====== Dataset extract ======

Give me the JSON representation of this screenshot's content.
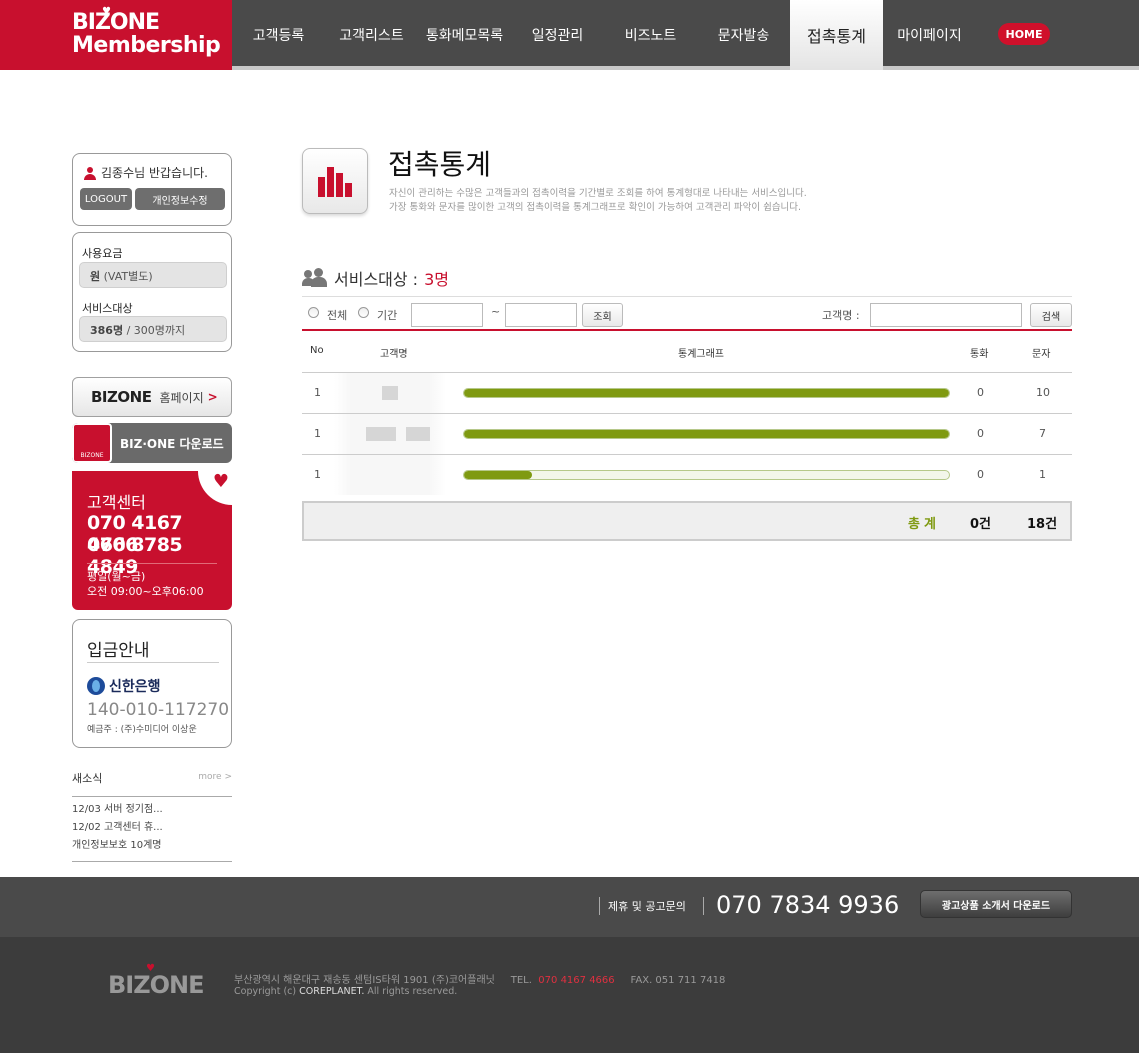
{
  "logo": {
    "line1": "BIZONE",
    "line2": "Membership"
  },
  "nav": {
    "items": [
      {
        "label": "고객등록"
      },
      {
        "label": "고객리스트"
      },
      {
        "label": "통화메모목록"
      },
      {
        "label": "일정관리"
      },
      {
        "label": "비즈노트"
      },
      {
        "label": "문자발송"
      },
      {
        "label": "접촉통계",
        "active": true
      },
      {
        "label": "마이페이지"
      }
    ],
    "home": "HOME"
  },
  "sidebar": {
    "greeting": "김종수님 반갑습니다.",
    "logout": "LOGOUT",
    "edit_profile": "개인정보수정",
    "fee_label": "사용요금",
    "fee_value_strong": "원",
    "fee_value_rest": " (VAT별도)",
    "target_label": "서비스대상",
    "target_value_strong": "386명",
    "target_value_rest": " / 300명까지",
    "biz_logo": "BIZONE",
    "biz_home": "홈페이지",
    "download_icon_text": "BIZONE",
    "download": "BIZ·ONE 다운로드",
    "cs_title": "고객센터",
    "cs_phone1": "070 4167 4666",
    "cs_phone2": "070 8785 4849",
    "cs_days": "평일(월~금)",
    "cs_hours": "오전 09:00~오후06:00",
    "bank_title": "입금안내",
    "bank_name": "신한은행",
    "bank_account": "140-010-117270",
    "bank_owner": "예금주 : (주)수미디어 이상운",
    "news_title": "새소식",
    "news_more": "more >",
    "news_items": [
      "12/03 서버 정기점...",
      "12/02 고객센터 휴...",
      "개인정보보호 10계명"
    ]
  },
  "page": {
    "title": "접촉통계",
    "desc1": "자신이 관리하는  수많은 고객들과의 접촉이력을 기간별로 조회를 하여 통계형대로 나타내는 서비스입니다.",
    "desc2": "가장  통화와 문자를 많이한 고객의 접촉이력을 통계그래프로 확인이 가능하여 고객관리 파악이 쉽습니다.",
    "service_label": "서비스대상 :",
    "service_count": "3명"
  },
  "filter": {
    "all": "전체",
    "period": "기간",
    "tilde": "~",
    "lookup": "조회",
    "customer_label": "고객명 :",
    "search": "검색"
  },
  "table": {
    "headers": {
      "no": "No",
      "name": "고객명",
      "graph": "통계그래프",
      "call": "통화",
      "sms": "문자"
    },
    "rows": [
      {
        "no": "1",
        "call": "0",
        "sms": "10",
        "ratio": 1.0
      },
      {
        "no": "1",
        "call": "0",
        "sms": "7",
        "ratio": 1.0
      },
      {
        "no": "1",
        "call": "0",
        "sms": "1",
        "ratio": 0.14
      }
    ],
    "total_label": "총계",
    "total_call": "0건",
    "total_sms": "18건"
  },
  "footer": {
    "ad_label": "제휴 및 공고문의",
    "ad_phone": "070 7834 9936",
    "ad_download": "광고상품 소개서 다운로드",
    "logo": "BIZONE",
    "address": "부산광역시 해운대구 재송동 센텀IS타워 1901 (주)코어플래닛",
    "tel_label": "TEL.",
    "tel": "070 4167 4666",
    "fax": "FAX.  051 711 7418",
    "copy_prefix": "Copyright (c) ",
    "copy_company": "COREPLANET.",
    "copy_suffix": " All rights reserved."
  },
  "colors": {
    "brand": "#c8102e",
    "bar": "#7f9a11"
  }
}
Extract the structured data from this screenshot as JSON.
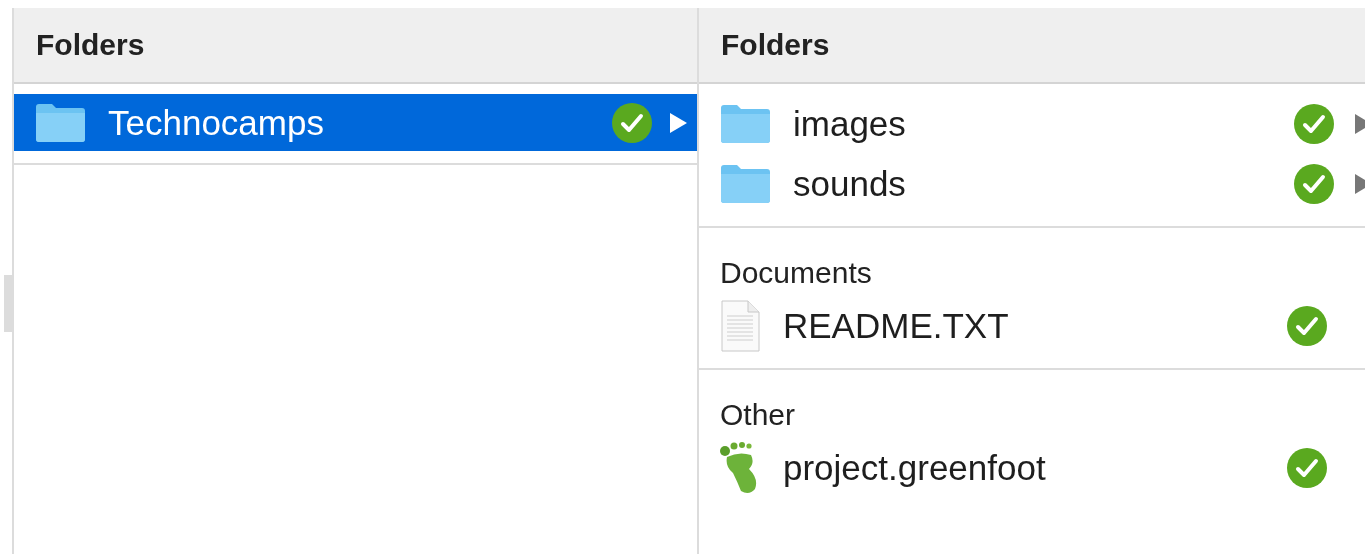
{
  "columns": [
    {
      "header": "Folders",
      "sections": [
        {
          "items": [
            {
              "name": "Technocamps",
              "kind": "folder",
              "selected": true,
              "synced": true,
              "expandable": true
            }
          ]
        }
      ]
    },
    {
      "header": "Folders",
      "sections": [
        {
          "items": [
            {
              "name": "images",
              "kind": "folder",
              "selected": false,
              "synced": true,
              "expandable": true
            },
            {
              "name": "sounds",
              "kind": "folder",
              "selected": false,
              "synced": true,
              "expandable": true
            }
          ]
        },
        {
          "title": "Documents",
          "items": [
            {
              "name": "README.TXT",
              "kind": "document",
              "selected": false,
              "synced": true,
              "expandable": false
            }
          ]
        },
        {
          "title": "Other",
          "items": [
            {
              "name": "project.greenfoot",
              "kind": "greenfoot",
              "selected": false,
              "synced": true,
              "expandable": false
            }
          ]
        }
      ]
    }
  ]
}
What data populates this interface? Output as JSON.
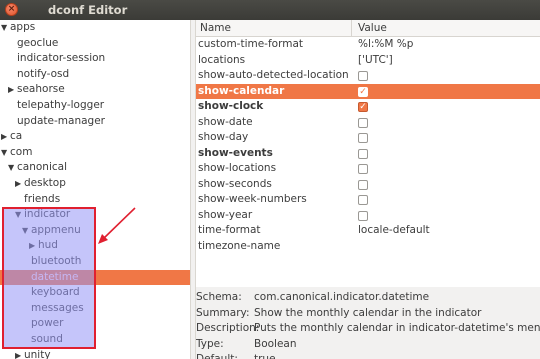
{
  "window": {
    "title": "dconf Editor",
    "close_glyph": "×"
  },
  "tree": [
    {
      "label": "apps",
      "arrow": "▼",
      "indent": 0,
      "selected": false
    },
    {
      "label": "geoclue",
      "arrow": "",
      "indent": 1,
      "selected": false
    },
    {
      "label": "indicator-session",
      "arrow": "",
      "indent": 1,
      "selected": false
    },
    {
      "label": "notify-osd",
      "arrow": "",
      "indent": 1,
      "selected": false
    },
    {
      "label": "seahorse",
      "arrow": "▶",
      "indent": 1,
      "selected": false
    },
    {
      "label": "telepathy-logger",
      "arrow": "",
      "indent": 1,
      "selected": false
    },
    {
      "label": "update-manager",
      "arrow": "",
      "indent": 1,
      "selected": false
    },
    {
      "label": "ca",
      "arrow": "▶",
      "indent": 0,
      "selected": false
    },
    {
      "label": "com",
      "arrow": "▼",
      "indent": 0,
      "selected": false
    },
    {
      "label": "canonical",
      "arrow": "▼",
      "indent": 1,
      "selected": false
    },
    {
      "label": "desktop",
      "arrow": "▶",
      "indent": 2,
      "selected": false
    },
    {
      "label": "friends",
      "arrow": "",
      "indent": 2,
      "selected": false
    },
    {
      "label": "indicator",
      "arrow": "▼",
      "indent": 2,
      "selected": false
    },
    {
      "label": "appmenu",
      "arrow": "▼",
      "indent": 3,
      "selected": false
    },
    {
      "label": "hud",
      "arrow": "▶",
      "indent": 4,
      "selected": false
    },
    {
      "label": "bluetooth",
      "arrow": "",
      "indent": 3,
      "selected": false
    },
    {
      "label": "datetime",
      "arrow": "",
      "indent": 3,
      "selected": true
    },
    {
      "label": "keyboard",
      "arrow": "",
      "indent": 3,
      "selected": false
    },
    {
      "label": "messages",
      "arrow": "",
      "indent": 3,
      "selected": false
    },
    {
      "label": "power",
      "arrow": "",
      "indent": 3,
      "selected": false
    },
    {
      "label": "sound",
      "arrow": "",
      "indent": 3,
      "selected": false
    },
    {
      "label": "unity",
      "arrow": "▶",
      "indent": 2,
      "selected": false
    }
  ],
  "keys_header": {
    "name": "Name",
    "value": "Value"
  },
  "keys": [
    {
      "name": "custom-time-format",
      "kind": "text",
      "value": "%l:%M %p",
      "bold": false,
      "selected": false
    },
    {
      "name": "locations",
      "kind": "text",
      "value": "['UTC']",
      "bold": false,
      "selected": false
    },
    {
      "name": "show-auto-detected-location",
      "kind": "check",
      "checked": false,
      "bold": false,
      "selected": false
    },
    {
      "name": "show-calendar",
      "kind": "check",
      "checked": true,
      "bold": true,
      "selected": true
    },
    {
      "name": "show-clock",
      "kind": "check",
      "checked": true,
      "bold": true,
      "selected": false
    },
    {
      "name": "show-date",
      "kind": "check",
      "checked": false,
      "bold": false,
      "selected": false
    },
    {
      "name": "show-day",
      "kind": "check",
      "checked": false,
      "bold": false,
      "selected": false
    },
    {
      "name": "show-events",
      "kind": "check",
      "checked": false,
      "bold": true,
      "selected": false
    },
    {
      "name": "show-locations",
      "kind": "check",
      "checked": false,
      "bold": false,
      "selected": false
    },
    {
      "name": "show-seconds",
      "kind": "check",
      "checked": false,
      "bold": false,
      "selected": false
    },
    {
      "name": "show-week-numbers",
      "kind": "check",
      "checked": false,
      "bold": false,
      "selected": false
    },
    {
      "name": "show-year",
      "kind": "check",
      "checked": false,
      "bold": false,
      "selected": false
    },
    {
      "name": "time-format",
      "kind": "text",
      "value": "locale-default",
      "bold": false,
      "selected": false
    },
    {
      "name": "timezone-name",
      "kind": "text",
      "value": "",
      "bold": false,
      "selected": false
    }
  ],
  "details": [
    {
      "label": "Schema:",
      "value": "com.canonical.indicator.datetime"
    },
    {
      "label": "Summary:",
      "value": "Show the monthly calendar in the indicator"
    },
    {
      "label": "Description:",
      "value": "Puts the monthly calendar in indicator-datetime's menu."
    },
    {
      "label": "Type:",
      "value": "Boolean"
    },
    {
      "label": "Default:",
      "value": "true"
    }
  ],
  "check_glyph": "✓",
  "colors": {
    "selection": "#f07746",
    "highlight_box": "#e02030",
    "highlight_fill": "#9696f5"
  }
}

======

- Exercise goal: Find the string "locations" in the entries above and return each line that holds it.

- The answer:
      "name": "locations",
      "name": "show-locations",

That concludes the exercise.